> _Directive_
Reproduce all records exactly.

> _Rows_
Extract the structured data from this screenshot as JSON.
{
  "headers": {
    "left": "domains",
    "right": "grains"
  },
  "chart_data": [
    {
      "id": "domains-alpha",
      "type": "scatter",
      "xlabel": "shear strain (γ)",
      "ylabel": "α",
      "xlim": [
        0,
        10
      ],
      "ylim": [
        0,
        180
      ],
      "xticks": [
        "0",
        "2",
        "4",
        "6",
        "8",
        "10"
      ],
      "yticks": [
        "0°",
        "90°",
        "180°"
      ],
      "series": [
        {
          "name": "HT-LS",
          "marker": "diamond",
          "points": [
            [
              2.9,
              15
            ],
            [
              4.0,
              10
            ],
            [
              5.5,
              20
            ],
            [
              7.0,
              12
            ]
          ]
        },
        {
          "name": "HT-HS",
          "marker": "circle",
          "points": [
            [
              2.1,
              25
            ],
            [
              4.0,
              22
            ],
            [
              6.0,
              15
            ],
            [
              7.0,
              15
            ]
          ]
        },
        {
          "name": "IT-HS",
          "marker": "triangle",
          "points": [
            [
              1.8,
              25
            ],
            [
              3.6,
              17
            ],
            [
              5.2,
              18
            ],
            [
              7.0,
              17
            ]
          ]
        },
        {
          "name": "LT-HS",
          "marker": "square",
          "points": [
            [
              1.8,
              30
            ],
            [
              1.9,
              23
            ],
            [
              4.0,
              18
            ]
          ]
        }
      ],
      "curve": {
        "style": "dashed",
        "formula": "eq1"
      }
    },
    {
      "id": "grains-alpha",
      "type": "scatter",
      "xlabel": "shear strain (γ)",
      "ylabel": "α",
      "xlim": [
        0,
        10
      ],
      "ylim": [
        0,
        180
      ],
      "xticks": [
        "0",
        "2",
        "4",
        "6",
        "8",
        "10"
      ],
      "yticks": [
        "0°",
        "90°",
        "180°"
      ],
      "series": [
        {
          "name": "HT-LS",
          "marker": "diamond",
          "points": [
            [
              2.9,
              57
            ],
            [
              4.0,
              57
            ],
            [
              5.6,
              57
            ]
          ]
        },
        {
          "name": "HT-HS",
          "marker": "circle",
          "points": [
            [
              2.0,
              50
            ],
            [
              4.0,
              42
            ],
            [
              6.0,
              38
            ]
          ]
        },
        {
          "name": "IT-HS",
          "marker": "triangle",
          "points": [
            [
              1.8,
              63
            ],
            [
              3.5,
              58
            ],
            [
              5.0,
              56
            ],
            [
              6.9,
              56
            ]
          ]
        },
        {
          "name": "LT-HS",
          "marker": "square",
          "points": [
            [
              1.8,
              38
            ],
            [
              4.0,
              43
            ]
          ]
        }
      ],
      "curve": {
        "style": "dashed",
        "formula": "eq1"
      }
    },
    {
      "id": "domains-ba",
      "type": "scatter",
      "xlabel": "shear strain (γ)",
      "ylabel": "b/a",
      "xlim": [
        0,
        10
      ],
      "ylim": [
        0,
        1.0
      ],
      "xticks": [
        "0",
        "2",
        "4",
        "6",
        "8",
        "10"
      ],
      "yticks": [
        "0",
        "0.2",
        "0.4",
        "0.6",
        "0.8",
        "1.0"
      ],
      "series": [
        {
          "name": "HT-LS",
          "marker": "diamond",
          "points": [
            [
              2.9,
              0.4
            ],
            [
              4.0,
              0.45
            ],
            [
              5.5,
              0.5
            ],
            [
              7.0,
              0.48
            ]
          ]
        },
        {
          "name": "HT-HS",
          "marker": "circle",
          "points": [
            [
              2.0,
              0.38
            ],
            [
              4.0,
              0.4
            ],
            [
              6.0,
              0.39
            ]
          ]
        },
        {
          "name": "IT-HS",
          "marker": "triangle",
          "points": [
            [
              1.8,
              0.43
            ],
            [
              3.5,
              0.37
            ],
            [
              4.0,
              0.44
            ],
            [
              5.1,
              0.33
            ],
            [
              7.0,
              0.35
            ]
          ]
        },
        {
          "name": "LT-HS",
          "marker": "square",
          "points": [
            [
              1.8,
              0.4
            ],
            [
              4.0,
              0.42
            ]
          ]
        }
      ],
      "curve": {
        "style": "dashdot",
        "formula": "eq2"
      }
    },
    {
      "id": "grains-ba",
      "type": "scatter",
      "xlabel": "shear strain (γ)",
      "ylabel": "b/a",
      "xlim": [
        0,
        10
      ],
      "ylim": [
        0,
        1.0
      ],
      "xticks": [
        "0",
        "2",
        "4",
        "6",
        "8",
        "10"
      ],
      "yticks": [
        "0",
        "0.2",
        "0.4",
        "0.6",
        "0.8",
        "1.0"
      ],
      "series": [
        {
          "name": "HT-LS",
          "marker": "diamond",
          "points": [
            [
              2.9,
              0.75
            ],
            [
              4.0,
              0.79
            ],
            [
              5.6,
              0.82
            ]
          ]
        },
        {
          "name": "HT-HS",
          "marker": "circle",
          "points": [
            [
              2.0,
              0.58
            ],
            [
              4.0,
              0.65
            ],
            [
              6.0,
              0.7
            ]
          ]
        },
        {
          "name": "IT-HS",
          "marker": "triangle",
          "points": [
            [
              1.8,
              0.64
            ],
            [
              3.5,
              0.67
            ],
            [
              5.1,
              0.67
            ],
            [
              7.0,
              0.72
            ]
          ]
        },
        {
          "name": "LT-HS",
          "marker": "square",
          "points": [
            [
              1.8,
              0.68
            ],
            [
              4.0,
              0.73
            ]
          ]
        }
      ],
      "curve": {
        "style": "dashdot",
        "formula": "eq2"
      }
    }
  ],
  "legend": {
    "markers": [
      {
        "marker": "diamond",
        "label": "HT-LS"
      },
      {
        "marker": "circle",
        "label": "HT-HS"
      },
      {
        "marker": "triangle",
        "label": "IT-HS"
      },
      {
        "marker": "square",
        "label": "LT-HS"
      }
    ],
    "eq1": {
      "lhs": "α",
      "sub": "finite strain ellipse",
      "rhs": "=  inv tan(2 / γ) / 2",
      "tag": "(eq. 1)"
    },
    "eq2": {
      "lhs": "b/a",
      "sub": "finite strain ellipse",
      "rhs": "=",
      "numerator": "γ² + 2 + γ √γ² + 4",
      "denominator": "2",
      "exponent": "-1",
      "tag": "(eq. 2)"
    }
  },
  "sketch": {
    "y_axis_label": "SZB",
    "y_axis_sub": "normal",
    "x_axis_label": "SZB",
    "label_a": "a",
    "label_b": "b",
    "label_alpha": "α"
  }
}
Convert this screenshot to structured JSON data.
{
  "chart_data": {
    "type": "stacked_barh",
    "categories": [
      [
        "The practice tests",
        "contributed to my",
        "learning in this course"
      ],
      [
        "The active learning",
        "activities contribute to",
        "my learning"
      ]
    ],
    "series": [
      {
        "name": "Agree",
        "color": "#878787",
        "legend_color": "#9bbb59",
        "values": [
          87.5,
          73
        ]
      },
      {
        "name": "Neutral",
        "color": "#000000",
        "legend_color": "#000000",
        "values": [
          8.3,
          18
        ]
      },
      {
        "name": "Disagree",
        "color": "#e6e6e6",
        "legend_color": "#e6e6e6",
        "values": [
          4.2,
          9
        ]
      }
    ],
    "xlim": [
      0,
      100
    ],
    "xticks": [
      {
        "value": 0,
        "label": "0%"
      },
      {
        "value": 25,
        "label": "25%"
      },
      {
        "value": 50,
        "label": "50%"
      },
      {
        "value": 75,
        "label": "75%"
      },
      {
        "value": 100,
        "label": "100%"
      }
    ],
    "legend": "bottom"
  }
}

> _Reply to the exercise_
Extract the structured data from this screenshot as JSON.
{
  "headers": {
    "left": "domains",
    "right": "grains"
  },
  "chart_data": [
    {
      "id": "domains-alpha",
      "type": "scatter",
      "xlabel": "shear strain (γ)",
      "ylabel": "α",
      "xlim": [
        0,
        10
      ],
      "ylim": [
        0,
        180
      ],
      "xticks": [
        "0",
        "2",
        "4",
        "6",
        "8",
        "10"
      ],
      "yticks": [
        "0°",
        "90°",
        "180°"
      ],
      "series": [
        {
          "name": "HT-LS",
          "marker": "diamond",
          "points": [
            [
              2.9,
              15
            ],
            [
              4.0,
              10
            ],
            [
              5.5,
              20
            ],
            [
              7.0,
              12
            ]
          ]
        },
        {
          "name": "HT-HS",
          "marker": "circle",
          "points": [
            [
              2.1,
              25
            ],
            [
              4.0,
              22
            ],
            [
              6.0,
              15
            ],
            [
              7.0,
              15
            ]
          ]
        },
        {
          "name": "IT-HS",
          "marker": "triangle",
          "points": [
            [
              1.8,
              25
            ],
            [
              3.6,
              17
            ],
            [
              5.2,
              18
            ],
            [
              7.0,
              17
            ]
          ]
        },
        {
          "name": "LT-HS",
          "marker": "square",
          "points": [
            [
              1.8,
              30
            ],
            [
              1.9,
              23
            ],
            [
              4.0,
              18
            ]
          ]
        }
      ],
      "curve": {
        "style": "dashed",
        "formula": "eq1"
      }
    },
    {
      "id": "grains-alpha",
      "type": "scatter",
      "xlabel": "shear strain (γ)",
      "ylabel": "α",
      "xlim": [
        0,
        10
      ],
      "ylim": [
        0,
        180
      ],
      "xticks": [
        "0",
        "2",
        "4",
        "6",
        "8",
        "10"
      ],
      "yticks": [
        "0°",
        "90°",
        "180°"
      ],
      "series": [
        {
          "name": "HT-LS",
          "marker": "diamond",
          "points": [
            [
              2.9,
              57
            ],
            [
              4.0,
              57
            ],
            [
              5.6,
              57
            ]
          ]
        },
        {
          "name": "HT-HS",
          "marker": "circle",
          "points": [
            [
              2.0,
              50
            ],
            [
              4.0,
              42
            ],
            [
              6.0,
              38
            ]
          ]
        },
        {
          "name": "IT-HS",
          "marker": "triangle",
          "points": [
            [
              1.8,
              63
            ],
            [
              3.5,
              58
            ],
            [
              5.0,
              56
            ],
            [
              6.9,
              56
            ]
          ]
        },
        {
          "name": "LT-HS",
          "marker": "square",
          "points": [
            [
              1.8,
              38
            ],
            [
              4.0,
              43
            ]
          ]
        }
      ],
      "curve": {
        "style": "dashed",
        "formula": "eq1"
      }
    },
    {
      "id": "domains-ba",
      "type": "scatter",
      "xlabel": "shear strain (γ)",
      "ylabel": "b/a",
      "xlim": [
        0,
        10
      ],
      "ylim": [
        0,
        1.0
      ],
      "xticks": [
        "0",
        "2",
        "4",
        "6",
        "8",
        "10"
      ],
      "yticks": [
        "0",
        "0.2",
        "0.4",
        "0.6",
        "0.8",
        "1.0"
      ],
      "series": [
        {
          "name": "HT-LS",
          "marker": "diamond",
          "points": [
            [
              2.9,
              0.4
            ],
            [
              4.0,
              0.45
            ],
            [
              5.5,
              0.5
            ],
            [
              7.0,
              0.48
            ]
          ]
        },
        {
          "name": "HT-HS",
          "marker": "circle",
          "points": [
            [
              2.0,
              0.38
            ],
            [
              4.0,
              0.4
            ],
            [
              6.0,
              0.39
            ]
          ]
        },
        {
          "name": "IT-HS",
          "marker": "triangle",
          "points": [
            [
              1.8,
              0.43
            ],
            [
              3.5,
              0.37
            ],
            [
              4.0,
              0.44
            ],
            [
              5.1,
              0.33
            ],
            [
              7.0,
              0.35
            ]
          ]
        },
        {
          "name": "LT-HS",
          "marker": "square",
          "points": [
            [
              1.8,
              0.4
            ],
            [
              4.0,
              0.42
            ]
          ]
        }
      ],
      "curve": {
        "style": "dashdot",
        "formula": "eq2"
      }
    },
    {
      "id": "grains-ba",
      "type": "scatter",
      "xlabel": "shear strain (γ)",
      "ylabel": "b/a",
      "xlim": [
        0,
        10
      ],
      "ylim": [
        0,
        1.0
      ],
      "xticks": [
        "0",
        "2",
        "4",
        "6",
        "8",
        "10"
      ],
      "yticks": [
        "0",
        "0.2",
        "0.4",
        "0.6",
        "0.8",
        "1.0"
      ],
      "series": [
        {
          "name": "HT-LS",
          "marker": "diamond",
          "points": [
            [
              2.9,
              0.75
            ],
            [
              4.0,
              0.79
            ],
            [
              5.6,
              0.82
            ]
          ]
        },
        {
          "name": "HT-HS",
          "marker": "circle",
          "points": [
            [
              2.0,
              0.58
            ],
            [
              4.0,
              0.65
            ],
            [
              6.0,
              0.7
            ]
          ]
        },
        {
          "name": "IT-HS",
          "marker": "triangle",
          "points": [
            [
              1.8,
              0.64
            ],
            [
              3.5,
              0.67
            ],
            [
              5.1,
              0.67
            ],
            [
              7.0,
              0.72
            ]
          ]
        },
        {
          "name": "LT-HS",
          "marker": "square",
          "points": [
            [
              1.8,
              0.68
            ],
            [
              4.0,
              0.73
            ]
          ]
        }
      ],
      "curve": {
        "style": "dashdot",
        "formula": "eq2"
      }
    }
  ],
  "legend": {
    "markers": [
      {
        "marker": "diamond",
        "label": "HT-LS"
      },
      {
        "marker": "circle",
        "label": "HT-HS"
      },
      {
        "marker": "triangle",
        "label": "IT-HS"
      },
      {
        "marker": "square",
        "label": "LT-HS"
      }
    ],
    "eq1": {
      "lhs": "α",
      "sub": "finite strain ellipse",
      "rhs": "=  inv tan(2 / γ) / 2",
      "tag": "(eq. 1)"
    },
    "eq2": {
      "lhs": "b/a",
      "sub": "finite strain ellipse",
      "rhs": "=",
      "numerator": "γ² + 2 + γ √γ² + 4",
      "denominator": "2",
      "exponent": "-1",
      "tag": "(eq. 2)"
    }
  },
  "sketch": {
    "y_axis_label": "SZB",
    "y_axis_sub": "normal",
    "x_axis_label": "SZB",
    "label_a": "a",
    "label_b": "b",
    "label_alpha": "α"
  }
}
Convert this screenshot to structured JSON data.
{
  "chart_data": {
    "type": "stacked_barh",
    "categories": [
      [
        "The practice tests",
        "contributed to my",
        "learning in this course"
      ],
      [
        "The active learning",
        "activities contribute to",
        "my learning"
      ]
    ],
    "series": [
      {
        "name": "Agree",
        "color": "#878787",
        "legend_color": "#9bbb59",
        "values": [
          87.5,
          73
        ]
      },
      {
        "name": "Neutral",
        "color": "#000000",
        "legend_color": "#000000",
        "values": [
          8.3,
          18
        ]
      },
      {
        "name": "Disagree",
        "color": "#e6e6e6",
        "legend_color": "#e6e6e6",
        "values": [
          4.2,
          9
        ]
      }
    ],
    "xlim": [
      0,
      100
    ],
    "xticks": [
      {
        "value": 0,
        "label": "0%"
      },
      {
        "value": 25,
        "label": "25%"
      },
      {
        "value": 50,
        "label": "50%"
      },
      {
        "value": 75,
        "label": "75%"
      },
      {
        "value": 100,
        "label": "100%"
      }
    ],
    "legend": "bottom"
  }
}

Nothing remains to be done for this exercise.